Task statement —
Check each line of the material. Copy those containing "Szwoleżerów".

— start Listed entries —

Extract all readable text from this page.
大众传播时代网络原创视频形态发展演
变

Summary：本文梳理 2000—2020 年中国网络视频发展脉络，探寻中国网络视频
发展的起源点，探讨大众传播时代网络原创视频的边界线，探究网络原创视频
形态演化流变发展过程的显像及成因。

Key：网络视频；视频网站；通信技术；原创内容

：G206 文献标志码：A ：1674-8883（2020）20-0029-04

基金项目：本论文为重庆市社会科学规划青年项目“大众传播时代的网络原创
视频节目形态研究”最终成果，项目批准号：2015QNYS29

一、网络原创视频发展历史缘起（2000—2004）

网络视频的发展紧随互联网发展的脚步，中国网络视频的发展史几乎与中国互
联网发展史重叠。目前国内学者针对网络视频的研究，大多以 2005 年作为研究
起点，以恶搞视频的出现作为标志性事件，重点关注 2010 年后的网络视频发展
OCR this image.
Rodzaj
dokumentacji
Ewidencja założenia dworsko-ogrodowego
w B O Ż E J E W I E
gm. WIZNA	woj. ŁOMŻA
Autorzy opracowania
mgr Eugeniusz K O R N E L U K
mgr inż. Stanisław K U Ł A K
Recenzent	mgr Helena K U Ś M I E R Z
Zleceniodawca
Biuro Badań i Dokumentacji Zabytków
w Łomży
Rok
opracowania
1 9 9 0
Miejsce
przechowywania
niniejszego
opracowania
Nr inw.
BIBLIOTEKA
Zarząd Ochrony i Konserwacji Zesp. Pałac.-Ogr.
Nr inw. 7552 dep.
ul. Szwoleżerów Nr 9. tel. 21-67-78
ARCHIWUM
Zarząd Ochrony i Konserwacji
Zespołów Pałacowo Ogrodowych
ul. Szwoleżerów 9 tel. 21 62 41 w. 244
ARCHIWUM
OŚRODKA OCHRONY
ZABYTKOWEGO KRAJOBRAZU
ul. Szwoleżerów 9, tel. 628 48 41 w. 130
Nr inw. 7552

— end Listed entries —

Output of the task —
ul. Szwoleżerów Nr 9. tel. 21-67-78
ul. Szwoleżerów 9 tel. 21 62 41 w. 244
ul. Szwoleżerów 9, tel. 628 48 41 w. 130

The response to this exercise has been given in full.